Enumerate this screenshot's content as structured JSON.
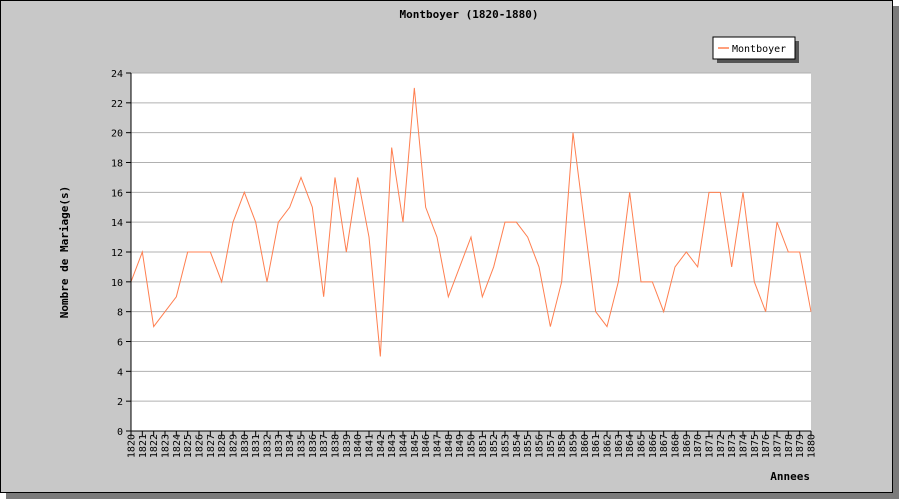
{
  "chart_data": {
    "type": "line",
    "title": "Montboyer (1820-1880)",
    "xlabel": "Annees",
    "ylabel": "Nombre de Mariage(s)",
    "ylim": [
      0,
      24
    ],
    "yticks": [
      0,
      2,
      4,
      6,
      8,
      10,
      12,
      14,
      16,
      18,
      20,
      22,
      24
    ],
    "grid": true,
    "legend_position": "top-right",
    "x": [
      1820,
      1821,
      1822,
      1823,
      1824,
      1825,
      1826,
      1827,
      1828,
      1829,
      1830,
      1831,
      1832,
      1833,
      1834,
      1835,
      1836,
      1837,
      1838,
      1839,
      1840,
      1841,
      1842,
      1843,
      1844,
      1845,
      1846,
      1847,
      1848,
      1849,
      1850,
      1851,
      1852,
      1853,
      1854,
      1855,
      1856,
      1857,
      1858,
      1859,
      1860,
      1861,
      1862,
      1863,
      1864,
      1865,
      1866,
      1867,
      1868,
      1869,
      1870,
      1871,
      1872,
      1873,
      1874,
      1875,
      1876,
      1877,
      1878,
      1879,
      1880
    ],
    "series": [
      {
        "name": "Montboyer",
        "color": "#ff7f50",
        "values": [
          10,
          12,
          7,
          8,
          9,
          12,
          12,
          12,
          10,
          14,
          16,
          14,
          10,
          14,
          15,
          17,
          15,
          9,
          17,
          12,
          17,
          13,
          5,
          19,
          14,
          23,
          15,
          13,
          9,
          11,
          13,
          9,
          11,
          14,
          14,
          13,
          11,
          7,
          10,
          20,
          14,
          8,
          7,
          10,
          16,
          10,
          10,
          8,
          11,
          12,
          11,
          16,
          16,
          11,
          16,
          10,
          8,
          14,
          12,
          12,
          8
        ]
      }
    ]
  }
}
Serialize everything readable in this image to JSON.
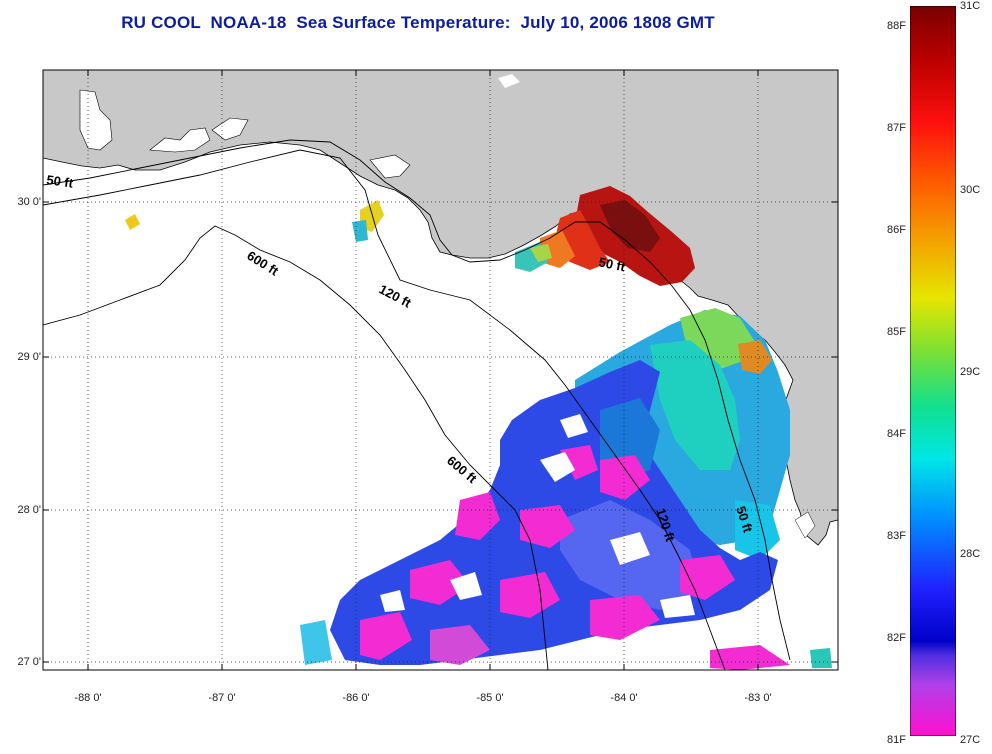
{
  "title": "RU COOL  NOAA-18  Sea Surface Temperature:  July 10, 2006 1808 GMT",
  "colors": {
    "land": "#c8c8c8",
    "ocean": "#ffffff",
    "title": "#0b1d9c",
    "grid": "#222222"
  },
  "axes": {
    "lat_labels": [
      "30 0'",
      "29 0'",
      "28 0'",
      "27 0'"
    ],
    "lon_labels": [
      "-88 0'",
      "-87 0'",
      "-86 0'",
      "-85 0'",
      "-84 0'",
      "-83 0'"
    ]
  },
  "contours": {
    "label_50_west": "50 ft",
    "label_600_north": "600 ft",
    "label_120_north": "120 ft",
    "label_50_bigbend": "50 ft",
    "label_600_south": "600 ft",
    "label_120_south": "120 ft",
    "label_50_south": "50 ft"
  },
  "colorbar": {
    "fahrenheit_labels": [
      "88F",
      "87F",
      "86F",
      "85F",
      "84F",
      "83F",
      "82F",
      "81F"
    ],
    "celsius_labels": [
      "31C",
      "30C",
      "29C",
      "28C",
      "27C"
    ],
    "range_f": [
      81,
      88
    ],
    "range_c": [
      27,
      31
    ]
  }
}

**Task objective:**
Reproduce each entry verbatim, excluding any embedded images.

**Answer to the exercise:**
Enumerate this screenshot's content as structured JSON.
{
  "chart_data": {
    "type": "line",
    "title": "Montboyer (1820-1880)",
    "xlabel": "Annees",
    "ylabel": "Nombre de Mariage(s)",
    "ylim": [
      0,
      24
    ],
    "yticks": [
      0,
      2,
      4,
      6,
      8,
      10,
      12,
      14,
      16,
      18,
      20,
      22,
      24
    ],
    "grid": true,
    "legend_position": "top-right",
    "x": [
      1820,
      1821,
      1822,
      1823,
      1824,
      1825,
      1826,
      1827,
      1828,
      1829,
      1830,
      1831,
      1832,
      1833,
      1834,
      1835,
      1836,
      1837,
      1838,
      1839,
      1840,
      1841,
      1842,
      1843,
      1844,
      1845,
      1846,
      1847,
      1848,
      1849,
      1850,
      1851,
      1852,
      1853,
      1854,
      1855,
      1856,
      1857,
      1858,
      1859,
      1860,
      1861,
      1862,
      1863,
      1864,
      1865,
      1866,
      1867,
      1868,
      1869,
      1870,
      1871,
      1872,
      1873,
      1874,
      1875,
      1876,
      1877,
      1878,
      1879,
      1880
    ],
    "series": [
      {
        "name": "Montboyer",
        "color": "#ff7f50",
        "values": [
          10,
          12,
          7,
          8,
          9,
          12,
          12,
          12,
          10,
          14,
          16,
          14,
          10,
          14,
          15,
          17,
          15,
          9,
          17,
          12,
          17,
          13,
          5,
          19,
          14,
          23,
          15,
          13,
          9,
          11,
          13,
          9,
          11,
          14,
          14,
          13,
          11,
          7,
          10,
          20,
          14,
          8,
          7,
          10,
          16,
          10,
          10,
          8,
          11,
          12,
          11,
          16,
          16,
          11,
          16,
          10,
          8,
          14,
          12,
          12,
          8
        ]
      }
    ]
  }
}
Serialize everything readable in this image to JSON.
{
  "title": "RU COOL  NOAA-18  Sea Surface Temperature:  July 10, 2006 1808 GMT",
  "colors": {
    "land": "#c8c8c8",
    "ocean": "#ffffff",
    "title": "#0b1d9c",
    "grid": "#222222"
  },
  "axes": {
    "lat_labels": [
      "30 0'",
      "29 0'",
      "28 0'",
      "27 0'"
    ],
    "lon_labels": [
      "-88 0'",
      "-87 0'",
      "-86 0'",
      "-85 0'",
      "-84 0'",
      "-83 0'"
    ]
  },
  "contours": {
    "label_50_west": "50 ft",
    "label_600_north": "600 ft",
    "label_120_north": "120 ft",
    "label_50_bigbend": "50 ft",
    "label_600_south": "600 ft",
    "label_120_south": "120 ft",
    "label_50_south": "50 ft"
  },
  "colorbar": {
    "fahrenheit_labels": [
      "88F",
      "87F",
      "86F",
      "85F",
      "84F",
      "83F",
      "82F",
      "81F"
    ],
    "celsius_labels": [
      "31C",
      "30C",
      "29C",
      "28C",
      "27C"
    ],
    "range_f": [
      81,
      88
    ],
    "range_c": [
      27,
      31
    ]
  }
}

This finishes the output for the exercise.